What is being asked: All records after this line are to be returned verbatim.
====== Dataset entries
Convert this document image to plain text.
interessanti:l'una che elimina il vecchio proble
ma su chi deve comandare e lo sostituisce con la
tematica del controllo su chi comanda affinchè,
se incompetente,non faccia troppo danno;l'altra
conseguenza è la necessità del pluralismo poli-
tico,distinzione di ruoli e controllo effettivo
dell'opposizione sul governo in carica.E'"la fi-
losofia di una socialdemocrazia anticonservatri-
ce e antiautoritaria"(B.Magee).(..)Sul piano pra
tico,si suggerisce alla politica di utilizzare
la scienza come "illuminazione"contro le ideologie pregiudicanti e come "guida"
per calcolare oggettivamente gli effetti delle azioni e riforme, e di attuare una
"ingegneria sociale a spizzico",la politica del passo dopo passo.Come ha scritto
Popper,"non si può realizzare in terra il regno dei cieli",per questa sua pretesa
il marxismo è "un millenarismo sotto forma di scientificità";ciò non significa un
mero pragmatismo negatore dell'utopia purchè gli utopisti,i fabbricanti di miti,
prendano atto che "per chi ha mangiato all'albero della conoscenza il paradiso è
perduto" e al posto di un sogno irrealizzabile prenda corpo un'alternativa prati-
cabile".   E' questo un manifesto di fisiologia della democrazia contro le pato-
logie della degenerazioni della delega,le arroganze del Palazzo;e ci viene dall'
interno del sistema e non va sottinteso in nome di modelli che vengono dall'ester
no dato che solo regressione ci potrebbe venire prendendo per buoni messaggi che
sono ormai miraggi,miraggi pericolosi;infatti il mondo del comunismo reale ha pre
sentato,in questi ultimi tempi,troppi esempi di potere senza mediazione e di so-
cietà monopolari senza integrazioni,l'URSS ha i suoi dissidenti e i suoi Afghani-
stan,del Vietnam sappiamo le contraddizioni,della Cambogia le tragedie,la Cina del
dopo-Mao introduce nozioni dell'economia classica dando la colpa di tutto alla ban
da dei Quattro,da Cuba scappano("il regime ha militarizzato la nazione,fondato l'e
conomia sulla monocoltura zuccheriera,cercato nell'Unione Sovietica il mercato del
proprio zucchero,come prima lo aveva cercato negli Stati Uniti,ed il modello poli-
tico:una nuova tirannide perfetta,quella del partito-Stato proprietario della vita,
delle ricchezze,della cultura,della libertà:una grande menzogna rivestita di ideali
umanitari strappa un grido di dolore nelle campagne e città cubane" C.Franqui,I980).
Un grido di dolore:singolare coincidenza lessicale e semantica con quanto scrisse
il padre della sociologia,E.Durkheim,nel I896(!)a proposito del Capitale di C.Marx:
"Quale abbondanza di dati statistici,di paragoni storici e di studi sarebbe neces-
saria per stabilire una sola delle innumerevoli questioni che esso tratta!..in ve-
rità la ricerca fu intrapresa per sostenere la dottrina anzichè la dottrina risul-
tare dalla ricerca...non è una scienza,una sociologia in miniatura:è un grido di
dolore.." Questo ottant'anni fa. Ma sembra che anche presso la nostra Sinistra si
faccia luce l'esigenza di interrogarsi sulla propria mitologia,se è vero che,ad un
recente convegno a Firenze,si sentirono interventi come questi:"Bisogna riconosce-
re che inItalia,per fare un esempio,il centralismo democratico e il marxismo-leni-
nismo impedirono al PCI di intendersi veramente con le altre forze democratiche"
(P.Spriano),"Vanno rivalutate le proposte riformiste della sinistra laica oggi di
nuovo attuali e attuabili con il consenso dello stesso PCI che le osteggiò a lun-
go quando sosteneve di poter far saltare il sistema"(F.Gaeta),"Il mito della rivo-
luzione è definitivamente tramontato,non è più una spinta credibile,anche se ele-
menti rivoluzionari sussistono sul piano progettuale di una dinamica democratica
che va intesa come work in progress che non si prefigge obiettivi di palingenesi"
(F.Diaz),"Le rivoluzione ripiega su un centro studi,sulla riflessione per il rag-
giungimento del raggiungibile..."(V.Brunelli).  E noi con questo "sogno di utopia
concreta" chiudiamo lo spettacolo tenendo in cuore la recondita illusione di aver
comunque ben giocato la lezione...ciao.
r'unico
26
============
Written solution:
Convert this document image to plain text.
interessanti:l'una che elimina il vecchio proble
ma su chi deve comandare e lo sostituisce con la
tematica del controllo su chi comanda affinchè,
se incompetente,non faccia troppo danno;l'altra
conseguenza è la necessità del pluralismo poli-
tico,distinzione di ruoli e controllo effettivo
dell'opposizione sul governo in carica.E'"la fi-
losofia di una socialdemocrazia anticonservatri-
ce e antiautoritaria"(B.Magee).(..)Sul piano pra
tico,si suggerisce alla politica di utilizzare
la scienza come "illuminazione"contro le ideologie pregiudicanti e come "guida"
per calcolare oggettivamente gli effetti delle azioni e riforme, e di attuare una
"ingegneria sociale a spizzico",la politica del passo dopo passo.Come ha scritto
Popper,"non si può realizzare in terra il regno dei cieli",per questa sua pretesa
il marxismo è "un millenarismo sotto forma di scientificità";ciò non significa un
mero pragmatismo negatore dell'utopia purchè gli utopisti,i fabbricanti di miti,
prendano atto che "per chi ha mangiato all'albero della conoscenza il paradiso è
perduto" e al posto di un sogno irrealizzabile prenda corpo un'alternativa prati-
cabile".   E' questo un manifesto di fisiologia della democrazia contro le pato-
logie della degenerazioni della delega,le arroganze del Palazzo;e ci viene dall'
interno del sistema e non va sottinteso in nome di modelli che vengono dall'ester
no dato che solo regressione ci potrebbe venire prendendo per buoni messaggi che
sono ormai miraggi,miraggi pericolosi;infatti il mondo del comunismo reale ha pre
sentato,in questi ultimi tempi,troppi esempi di potere senza mediazione e di so-
cietà monopolari senza integrazioni,l'URSS ha i suoi dissidenti e i suoi Afghani-
stan,del Vietnam sappiamo le contraddizioni,della Cambogia le tragedie,la Cina del
dopo-Mao introduce nozioni dell'economia classica dando la colpa di tutto alla ban
da dei Quattro,da Cuba scappano("il regime ha militarizzato la nazione,fondato l'e
conomia sulla monocoltura zuccheriera,cercato nell'Unione Sovietica il mercato del
proprio zucchero,come prima lo aveva cercato negli Stati Uniti,ed il modello poli-
tico:una nuova tirannide perfetta,quella del partito-Stato proprietario della vita,
delle ricchezze,della cultura,della libertà:una grande menzogna rivestita di ideali
umanitari strappa un grido di dolore nelle campagne e città cubane" C.Franqui,I980).
Un grido di dolore:singolare coincidenza lessicale e semantica con quanto scrisse
il padre della sociologia,E.Durkheim,nel I896(!)a proposito del Capitale di C.Marx:
"Quale abbondanza di dati statistici,di paragoni storici e di studi sarebbe neces-
saria per stabilire una sola delle innumerevoli questioni che esso tratta!..in ve-
rità la ricerca fu intrapresa per sostenere la dottrina anzichè la dottrina risul-
tare dalla ricerca...non è una scienza,una sociologia in miniatura:è un grido di
dolore.." Questo ottant'anni fa. Ma sembra che anche presso la nostra Sinistra si
faccia luce l'esigenza di interrogarsi sulla propria mitologia,se è vero che,ad un
recente convegno a Firenze,si sentirono interventi come questi:"Bisogna riconosce-
re che inItalia,per fare un esempio,il centralismo democratico e il marxismo-leni-
nismo impedirono al PCI di intendersi veramente con le altre forze democratiche"
(P.Spriano),"Vanno rivalutate le proposte riformiste della sinistra laica oggi di
nuovo attuali e attuabili con il consenso dello stesso PCI che le osteggiò a lun-
go quando sosteneve di poter far saltare il sistema"(F.Gaeta),"Il mito della rivo-
luzione è definitivamente tramontato,non è più una spinta credibile,anche se ele-
menti rivoluzionari sussistono sul piano progettuale di una dinamica democratica
che va intesa come work in progress che non si prefigge obiettivi di palingenesi"
(F.Diaz),"Le rivoluzione ripiega su un centro studi,sulla riflessione per il rag-
giungimento del raggiungibile..."(V.Brunelli).  E noi con questo "sogno di utopia
concreta" chiudiamo lo spettacolo tenendo in cuore la recondita illusione di aver
comunque ben giocato la lezione...ciao.
r'unico
26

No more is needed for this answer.